* Task description *
Repeat each entry exactly and drop the pictures.

* Information shown *

§ §

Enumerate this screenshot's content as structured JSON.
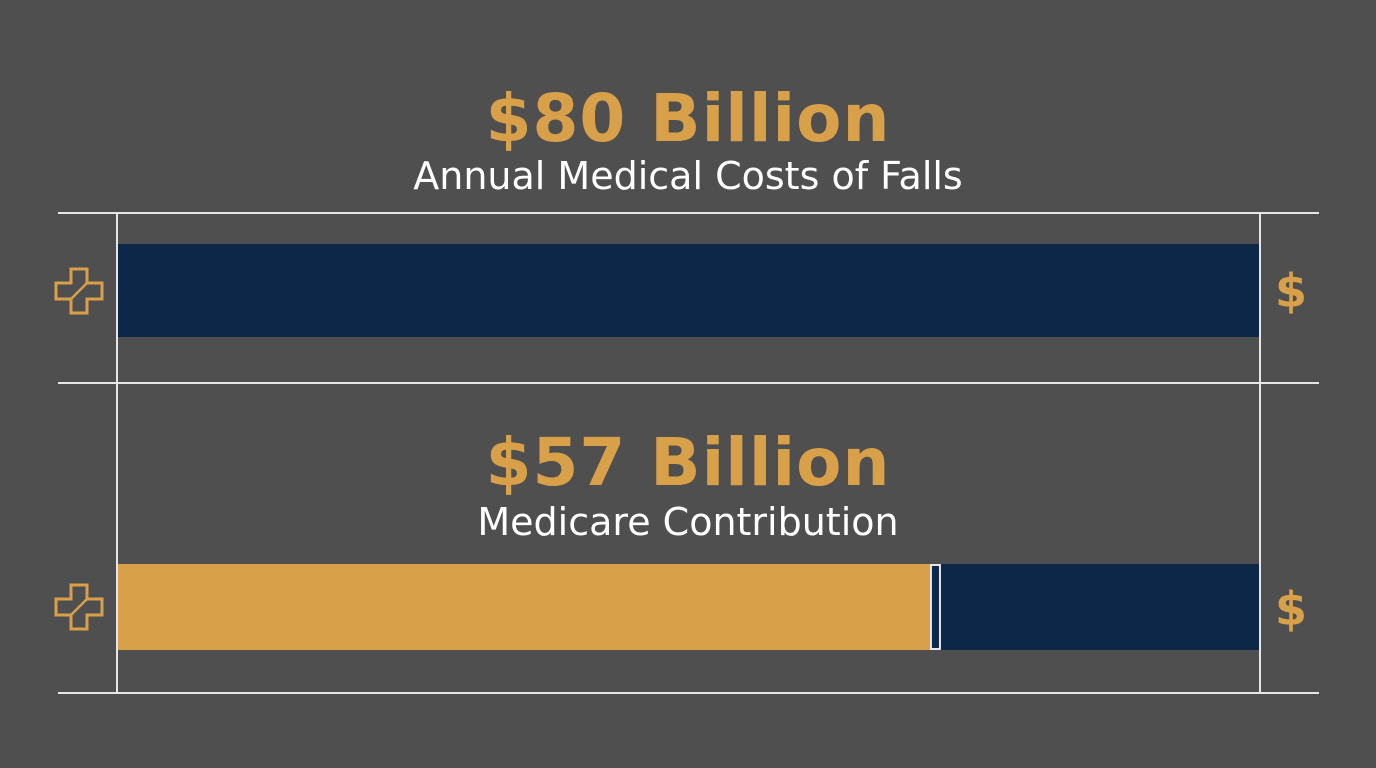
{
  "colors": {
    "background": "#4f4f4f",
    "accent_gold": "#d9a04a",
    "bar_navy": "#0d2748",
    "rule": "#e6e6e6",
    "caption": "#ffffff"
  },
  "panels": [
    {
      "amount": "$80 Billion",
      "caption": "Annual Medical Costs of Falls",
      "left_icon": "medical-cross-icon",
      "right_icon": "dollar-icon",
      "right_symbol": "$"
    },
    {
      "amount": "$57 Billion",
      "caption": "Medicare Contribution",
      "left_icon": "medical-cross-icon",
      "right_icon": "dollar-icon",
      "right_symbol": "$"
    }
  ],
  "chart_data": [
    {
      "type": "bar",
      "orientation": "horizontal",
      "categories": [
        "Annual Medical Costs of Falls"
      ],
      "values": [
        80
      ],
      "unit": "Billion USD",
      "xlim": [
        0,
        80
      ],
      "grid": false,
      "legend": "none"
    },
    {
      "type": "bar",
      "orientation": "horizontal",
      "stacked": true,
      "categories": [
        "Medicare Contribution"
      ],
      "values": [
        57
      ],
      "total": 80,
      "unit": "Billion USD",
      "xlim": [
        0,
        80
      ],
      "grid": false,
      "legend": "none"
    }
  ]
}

§ §

* Task answer *
Enumerate this screenshot's content as structured JSON.
{
  "colors": {
    "background": "#4f4f4f",
    "accent_gold": "#d9a04a",
    "bar_navy": "#0d2748",
    "rule": "#e6e6e6",
    "caption": "#ffffff"
  },
  "panels": [
    {
      "amount": "$80 Billion",
      "caption": "Annual Medical Costs of Falls",
      "left_icon": "medical-cross-icon",
      "right_icon": "dollar-icon",
      "right_symbol": "$"
    },
    {
      "amount": "$57 Billion",
      "caption": "Medicare Contribution",
      "left_icon": "medical-cross-icon",
      "right_icon": "dollar-icon",
      "right_symbol": "$"
    }
  ],
  "chart_data": [
    {
      "type": "bar",
      "orientation": "horizontal",
      "categories": [
        "Annual Medical Costs of Falls"
      ],
      "values": [
        80
      ],
      "unit": "Billion USD",
      "xlim": [
        0,
        80
      ],
      "grid": false,
      "legend": "none"
    },
    {
      "type": "bar",
      "orientation": "horizontal",
      "stacked": true,
      "categories": [
        "Medicare Contribution"
      ],
      "values": [
        57
      ],
      "total": 80,
      "unit": "Billion USD",
      "xlim": [
        0,
        80
      ],
      "grid": false,
      "legend": "none"
    }
  ]
}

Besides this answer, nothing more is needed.